## Goal
Copy, in full, each line of the material that holds the word "CITROEN".

>> Start

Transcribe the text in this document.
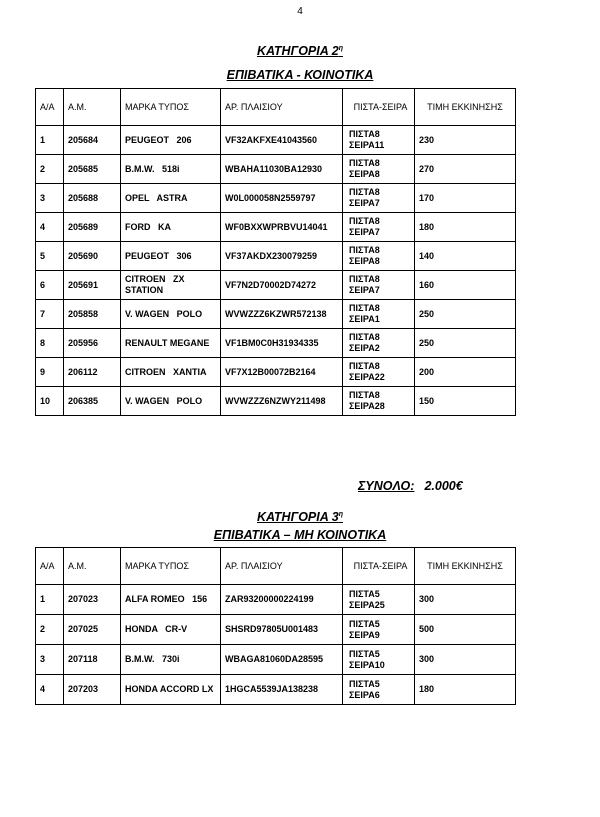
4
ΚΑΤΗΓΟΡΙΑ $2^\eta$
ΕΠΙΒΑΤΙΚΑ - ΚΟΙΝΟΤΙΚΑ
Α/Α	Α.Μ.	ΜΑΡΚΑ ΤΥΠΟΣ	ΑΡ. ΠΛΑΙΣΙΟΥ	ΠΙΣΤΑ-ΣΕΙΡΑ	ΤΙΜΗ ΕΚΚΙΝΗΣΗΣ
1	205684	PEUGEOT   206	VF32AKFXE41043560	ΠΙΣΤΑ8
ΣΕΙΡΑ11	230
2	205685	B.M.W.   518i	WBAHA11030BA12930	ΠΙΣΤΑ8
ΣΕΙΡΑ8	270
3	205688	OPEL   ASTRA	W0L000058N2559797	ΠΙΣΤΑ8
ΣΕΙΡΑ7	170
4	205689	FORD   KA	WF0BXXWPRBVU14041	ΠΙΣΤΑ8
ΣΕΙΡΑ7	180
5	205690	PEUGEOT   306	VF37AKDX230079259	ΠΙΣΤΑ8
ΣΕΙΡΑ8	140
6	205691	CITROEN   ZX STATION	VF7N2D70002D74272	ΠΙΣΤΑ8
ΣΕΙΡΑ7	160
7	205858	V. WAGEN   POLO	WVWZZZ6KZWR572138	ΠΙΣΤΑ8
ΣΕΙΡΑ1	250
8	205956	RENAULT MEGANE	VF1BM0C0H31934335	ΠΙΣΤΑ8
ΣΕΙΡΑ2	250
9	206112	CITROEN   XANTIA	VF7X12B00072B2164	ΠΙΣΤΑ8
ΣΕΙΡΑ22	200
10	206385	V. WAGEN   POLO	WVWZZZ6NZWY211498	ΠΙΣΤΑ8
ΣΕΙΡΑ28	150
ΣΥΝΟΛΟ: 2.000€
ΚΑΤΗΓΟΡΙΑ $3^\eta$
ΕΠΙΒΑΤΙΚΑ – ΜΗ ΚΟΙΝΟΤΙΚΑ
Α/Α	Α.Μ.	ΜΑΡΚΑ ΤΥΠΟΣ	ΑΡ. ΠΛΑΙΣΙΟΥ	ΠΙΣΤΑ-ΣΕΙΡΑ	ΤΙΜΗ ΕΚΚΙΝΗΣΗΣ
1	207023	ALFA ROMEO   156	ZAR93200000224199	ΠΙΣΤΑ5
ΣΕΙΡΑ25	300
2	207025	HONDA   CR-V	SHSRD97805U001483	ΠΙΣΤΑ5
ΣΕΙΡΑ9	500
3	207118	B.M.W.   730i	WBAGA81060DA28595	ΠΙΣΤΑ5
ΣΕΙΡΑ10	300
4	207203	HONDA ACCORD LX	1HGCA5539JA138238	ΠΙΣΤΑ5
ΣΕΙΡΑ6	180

>> End
>> Start

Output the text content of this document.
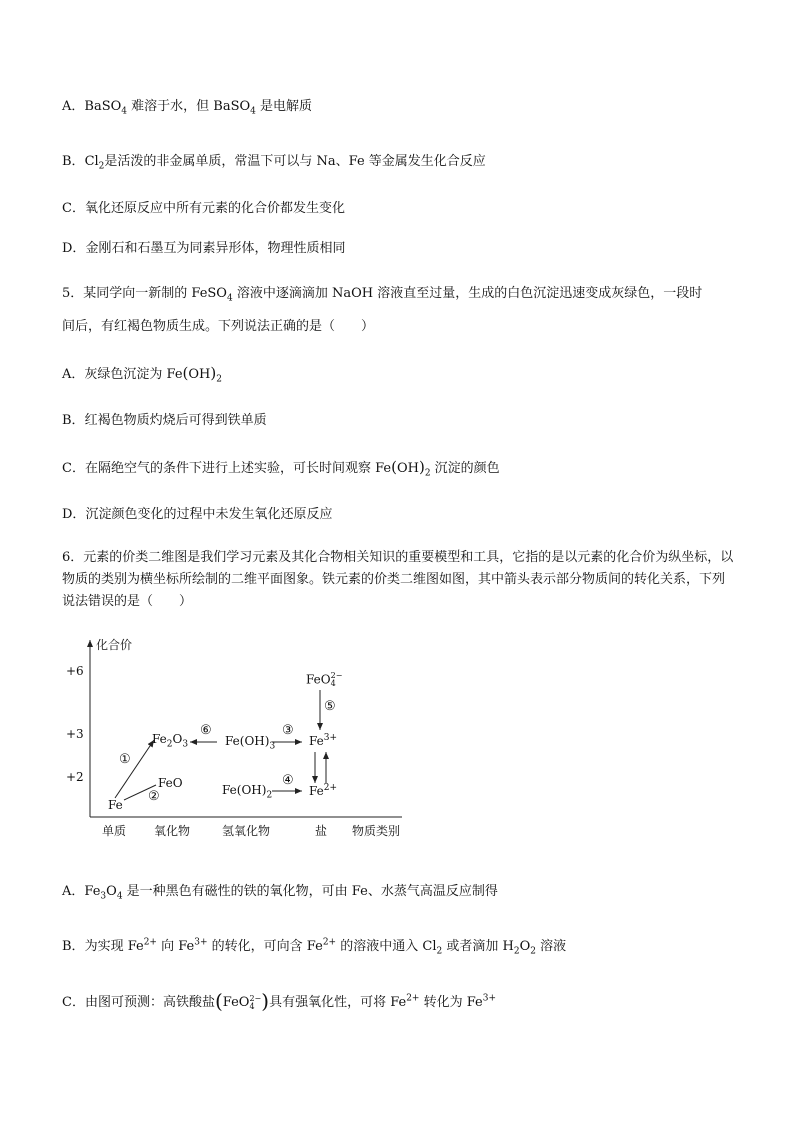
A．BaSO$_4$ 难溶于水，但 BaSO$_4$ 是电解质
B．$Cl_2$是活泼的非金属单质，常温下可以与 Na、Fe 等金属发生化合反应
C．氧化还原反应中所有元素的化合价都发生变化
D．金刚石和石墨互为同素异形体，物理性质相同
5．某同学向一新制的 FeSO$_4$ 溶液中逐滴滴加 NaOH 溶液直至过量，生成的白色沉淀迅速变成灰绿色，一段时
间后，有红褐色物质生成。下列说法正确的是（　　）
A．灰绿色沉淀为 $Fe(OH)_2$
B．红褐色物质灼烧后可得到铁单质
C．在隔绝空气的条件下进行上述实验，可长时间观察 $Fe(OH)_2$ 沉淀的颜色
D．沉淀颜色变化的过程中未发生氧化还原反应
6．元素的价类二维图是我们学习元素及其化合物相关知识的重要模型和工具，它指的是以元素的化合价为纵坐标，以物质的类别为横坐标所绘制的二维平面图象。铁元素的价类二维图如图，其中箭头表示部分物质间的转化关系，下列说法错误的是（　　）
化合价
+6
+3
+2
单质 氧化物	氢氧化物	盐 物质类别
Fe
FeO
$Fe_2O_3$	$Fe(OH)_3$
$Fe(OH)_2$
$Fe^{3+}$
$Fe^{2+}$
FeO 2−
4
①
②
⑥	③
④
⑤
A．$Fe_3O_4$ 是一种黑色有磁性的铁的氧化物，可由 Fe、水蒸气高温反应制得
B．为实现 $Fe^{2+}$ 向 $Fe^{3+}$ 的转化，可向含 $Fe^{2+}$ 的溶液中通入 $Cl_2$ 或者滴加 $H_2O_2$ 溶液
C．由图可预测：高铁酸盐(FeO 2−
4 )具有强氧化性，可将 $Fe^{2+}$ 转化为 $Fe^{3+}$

>> End

## Reply to the task
6	205691	CITROEN   ZX STATION	VF7N2D70002D74272	ΠΙΣΤΑ8
9	206112	CITROEN   XANTIA	VF7X12B00072B2164	ΠΙΣΤΑ8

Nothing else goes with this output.